* EXERCISE OBJECTIVE *
Copy out every line in the entries below that includes "OSDisk".

* RECORDS SUPPLIED *
┌──

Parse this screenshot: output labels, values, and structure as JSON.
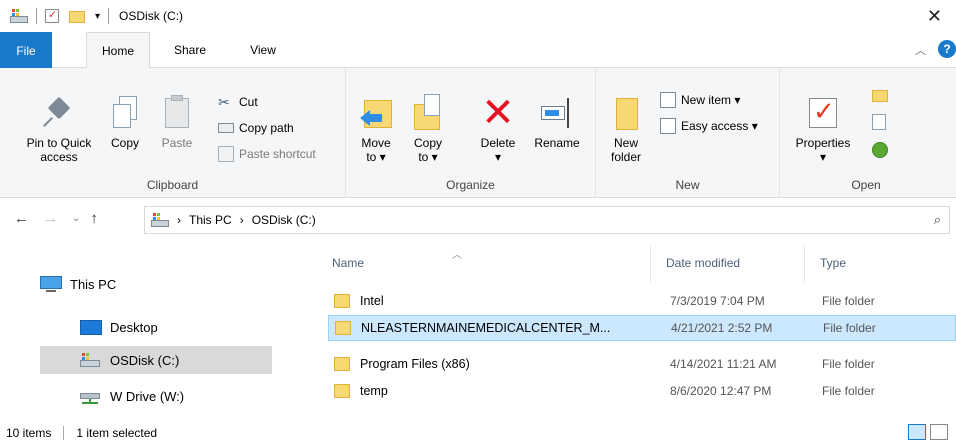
{
  "window": {
    "title": "OSDisk (C:)"
  },
  "tabs": {
    "file": "File",
    "home": "Home",
    "share": "Share",
    "view": "View"
  },
  "ribbon": {
    "clipboard": {
      "label": "Clipboard",
      "pin_line1": "Pin to Quick",
      "pin_line2": "access",
      "copy": "Copy",
      "paste": "Paste",
      "cut": "Cut",
      "copy_path": "Copy path",
      "paste_shortcut": "Paste shortcut"
    },
    "organize": {
      "label": "Organize",
      "move_line1": "Move",
      "move_line2": "to ▾",
      "copy_line1": "Copy",
      "copy_line2": "to ▾",
      "delete_line1": "Delete",
      "delete_line2": "▾",
      "rename": "Rename"
    },
    "new": {
      "label": "New",
      "folder_line1": "New",
      "folder_line2": "folder",
      "new_item": "New item ▾",
      "easy_access": "Easy access ▾"
    },
    "open": {
      "label": "Open",
      "properties": "Properties",
      "properties_caret": "▾"
    }
  },
  "address": {
    "this_pc": "This PC",
    "drive": "OSDisk (C:)",
    "sep": "›"
  },
  "navpane": {
    "items": [
      {
        "label": "This PC"
      },
      {
        "label": "Desktop"
      },
      {
        "label": "OSDisk (C:)"
      },
      {
        "label": "W Drive (W:)"
      }
    ]
  },
  "filelist": {
    "columns": {
      "name": "Name",
      "date": "Date modified",
      "type": "Type"
    },
    "rows": [
      {
        "name": "Intel",
        "date": "7/3/2019 7:04 PM",
        "type": "File folder"
      },
      {
        "name": "NLEASTERNMAINEMEDICALCENTER_M...",
        "date": "4/21/2021 2:52 PM",
        "type": "File folder"
      },
      {
        "name": "Program Files (x86)",
        "date": "4/14/2021 11:21 AM",
        "type": "File folder"
      },
      {
        "name": "temp",
        "date": "8/6/2020 12:47 PM",
        "type": "File folder"
      }
    ]
  },
  "status": {
    "items": "10 items",
    "selected": "1 item selected"
  },
  "colors": {
    "accent": "#1979ca",
    "selection": "#cce8ff",
    "folder": "#f8d775"
  }
}
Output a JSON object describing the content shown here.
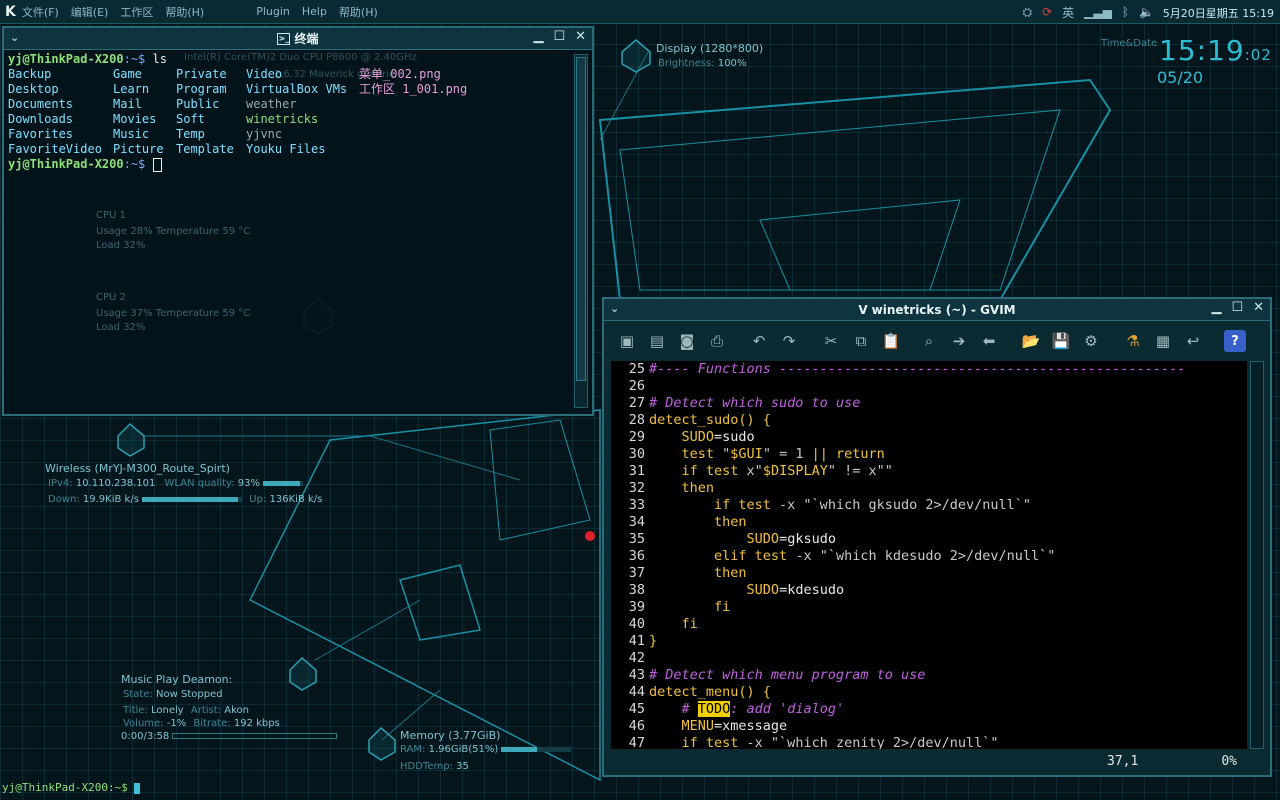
{
  "top_panel": {
    "menus": [
      "文件(F)",
      "编辑(E)",
      "工作区",
      "帮助(H)"
    ],
    "extra_menus": [
      "Plugin",
      "Help",
      "帮助(H)"
    ],
    "tray_icons": [
      "network-icon",
      "refresh-icon",
      "input-method-icon",
      "signal-icon",
      "bluetooth-icon",
      "volume-icon"
    ],
    "input_method": "英",
    "clock": "5月20日星期五 15:19"
  },
  "conky": {
    "time_label": "Time&Date",
    "time": "15:19",
    "seconds": ":02",
    "date": "05/20",
    "display": {
      "label": "Display (1280*800)",
      "brightness_label": "Brightness:",
      "brightness": "100%"
    },
    "cpu_model": "Intel(R) Core(TM)2 Duo CPU     P8600 @ 2.40GHz",
    "kernel": "2.6.32 Maverick generic",
    "cpu1": {
      "title": "CPU 1",
      "usage_label": "Usage",
      "usage": "28%",
      "temp_label": "Temperature",
      "temp": "59 °C",
      "load_label": "Load",
      "load": "32%"
    },
    "cpu2": {
      "title": "CPU 2",
      "usage_label": "Usage",
      "usage": "37%",
      "temp_label": "Temperature",
      "temp": "59 °C",
      "load_label": "Load",
      "load": "32%"
    },
    "wireless": {
      "title": "Wireless (MrYJ-M300_Route_Spirt)",
      "ip_label": "IPv4:",
      "ip": "10.110.238.101",
      "quality_label": "WLAN quality:",
      "quality": "93%",
      "down_label": "Down:",
      "down": "19.9KiB k/s",
      "up_label": "Up:",
      "up": "136KiB k/s"
    },
    "music": {
      "title": "Music Play Deamon:",
      "state_label": "State:",
      "state": "Now Stopped",
      "title_label": "Title:",
      "song": "Lonely",
      "artist_label": "Artist:",
      "artist": "Akon",
      "volume_label": "Volume:",
      "volume": "-1%",
      "bitrate_label": "Bitrate:",
      "bitrate": "192 kbps",
      "progress": "0:00/3:58"
    },
    "memory": {
      "title": "Memory (3.77GiB)",
      "ram_label": "RAM:",
      "ram": "1.96GiB(51%)",
      "hdd_label": "HDDTemp:",
      "hdd": "35"
    }
  },
  "terminal": {
    "title": "终端",
    "prompt_user": "yj@ThinkPad-X200",
    "prompt_path": ":~$",
    "command": "ls",
    "ls_rows": [
      [
        {
          "t": "Backup",
          "c": "dir"
        },
        {
          "t": "Game",
          "c": "dir"
        },
        {
          "t": "Private",
          "c": "dir"
        },
        {
          "t": "Video",
          "c": "dir"
        },
        {
          "t": "菜单_002.png",
          "c": "img"
        }
      ],
      [
        {
          "t": "Desktop",
          "c": "dir"
        },
        {
          "t": "Learn",
          "c": "dir"
        },
        {
          "t": "Program",
          "c": "dir"
        },
        {
          "t": "VirtualBox VMs",
          "c": "dir"
        },
        {
          "t": "工作区 1_001.png",
          "c": "img"
        }
      ],
      [
        {
          "t": "Documents",
          "c": "dir"
        },
        {
          "t": "Mail",
          "c": "dir"
        },
        {
          "t": "Public",
          "c": "dir"
        },
        {
          "t": "weather",
          "c": "file"
        },
        {
          "t": "",
          "c": "file"
        }
      ],
      [
        {
          "t": "Downloads",
          "c": "dir"
        },
        {
          "t": "Movies",
          "c": "dir"
        },
        {
          "t": "Soft",
          "c": "dir"
        },
        {
          "t": "winetricks",
          "c": "exe"
        },
        {
          "t": "",
          "c": "file"
        }
      ],
      [
        {
          "t": "Favorites",
          "c": "dir"
        },
        {
          "t": "Music",
          "c": "dir"
        },
        {
          "t": "Temp",
          "c": "dir"
        },
        {
          "t": "yjvnc",
          "c": "file"
        },
        {
          "t": "",
          "c": "file"
        }
      ],
      [
        {
          "t": "FavoriteVideo",
          "c": "dir"
        },
        {
          "t": "Picture",
          "c": "dir"
        },
        {
          "t": "Template",
          "c": "dir"
        },
        {
          "t": "Youku Files",
          "c": "dir"
        },
        {
          "t": "",
          "c": "file"
        }
      ]
    ]
  },
  "gvim": {
    "title": "winetricks (~) - GVIM",
    "toolbar": [
      "open-icon",
      "save-all-icon",
      "save-icon",
      "print-icon",
      "undo-icon",
      "redo-icon",
      "cut-icon",
      "copy-icon",
      "paste-icon",
      "find-icon",
      "find-next-icon",
      "find-prev-icon",
      "load-session-icon",
      "save-session-icon",
      "run-make-icon",
      "run-ctags-icon",
      "table-icon",
      "jump-tag-icon",
      "help-icon"
    ],
    "help_label": "?",
    "lines": [
      {
        "n": "25",
        "p": [
          {
            "t": "#---- Functions --------------------------------------------------",
            "c": "cm"
          }
        ]
      },
      {
        "n": "26",
        "p": []
      },
      {
        "n": "27",
        "p": [
          {
            "t": "# Detect which sudo to use",
            "c": "cm"
          }
        ]
      },
      {
        "n": "28",
        "p": [
          {
            "t": "detect_sudo() {",
            "c": "k"
          }
        ]
      },
      {
        "n": "29",
        "p": [
          {
            "t": "    ",
            "c": "code"
          },
          {
            "t": "SUDO",
            "c": "v"
          },
          {
            "t": "=sudo",
            "c": "code"
          }
        ]
      },
      {
        "n": "30",
        "p": [
          {
            "t": "    ",
            "c": "code"
          },
          {
            "t": "test ",
            "c": "k"
          },
          {
            "t": "\"",
            "c": "s"
          },
          {
            "t": "$GUI",
            "c": "v"
          },
          {
            "t": "\" = 1 ",
            "c": "s"
          },
          {
            "t": "|| return",
            "c": "k"
          }
        ]
      },
      {
        "n": "31",
        "p": [
          {
            "t": "    ",
            "c": "code"
          },
          {
            "t": "if test ",
            "c": "k"
          },
          {
            "t": "x\"",
            "c": "s"
          },
          {
            "t": "$DISPLAY",
            "c": "v"
          },
          {
            "t": "\" != x\"\"",
            "c": "s"
          }
        ]
      },
      {
        "n": "32",
        "p": [
          {
            "t": "    then",
            "c": "k"
          }
        ]
      },
      {
        "n": "33",
        "p": [
          {
            "t": "        if test ",
            "c": "k"
          },
          {
            "t": "-x \"`which gksudo 2>/dev/null`\"",
            "c": "s"
          }
        ]
      },
      {
        "n": "34",
        "p": [
          {
            "t": "        then",
            "c": "k"
          }
        ]
      },
      {
        "n": "35",
        "p": [
          {
            "t": "            ",
            "c": "code"
          },
          {
            "t": "SUDO",
            "c": "v"
          },
          {
            "t": "=gksudo",
            "c": "code"
          }
        ]
      },
      {
        "n": "36",
        "p": [
          {
            "t": "        elif test ",
            "c": "k"
          },
          {
            "t": "-x \"`which kdesudo 2>/dev/null`\"",
            "c": "s"
          }
        ]
      },
      {
        "n": "37",
        "p": [
          {
            "t": "        then",
            "c": "k"
          }
        ]
      },
      {
        "n": "38",
        "p": [
          {
            "t": "            ",
            "c": "code"
          },
          {
            "t": "SUDO",
            "c": "v"
          },
          {
            "t": "=kdesudo",
            "c": "code"
          }
        ]
      },
      {
        "n": "39",
        "p": [
          {
            "t": "        fi",
            "c": "k"
          }
        ]
      },
      {
        "n": "40",
        "p": [
          {
            "t": "    fi",
            "c": "k"
          }
        ]
      },
      {
        "n": "41",
        "p": [
          {
            "t": "}",
            "c": "k"
          }
        ]
      },
      {
        "n": "42",
        "p": []
      },
      {
        "n": "43",
        "p": [
          {
            "t": "# Detect which menu program to use",
            "c": "cm"
          }
        ]
      },
      {
        "n": "44",
        "p": [
          {
            "t": "detect_menu() {",
            "c": "k"
          }
        ]
      },
      {
        "n": "45",
        "p": [
          {
            "t": "    ",
            "c": "code"
          },
          {
            "t": "# ",
            "c": "cm"
          },
          {
            "t": "TODO",
            "c": "todo"
          },
          {
            "t": ": add 'dialog'",
            "c": "cm"
          }
        ]
      },
      {
        "n": "46",
        "p": [
          {
            "t": "    ",
            "c": "code"
          },
          {
            "t": "MENU",
            "c": "v"
          },
          {
            "t": "=xmessage",
            "c": "code"
          }
        ]
      },
      {
        "n": "47",
        "p": [
          {
            "t": "    ",
            "c": "code"
          },
          {
            "t": "if test ",
            "c": "k"
          },
          {
            "t": "-x \"`which zenity 2>/dev/null`\"",
            "c": "s"
          }
        ]
      }
    ],
    "status_pos": "37,1",
    "status_pct": "0%"
  },
  "bottom_prompt": "yj@ThinkPad-X200:~$"
}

└──

* CORRECT ANSWER *
    "title": "OSDisk (C:)"
    "drive": "OSDisk (C:)",
        "label": "OSDisk (C:)"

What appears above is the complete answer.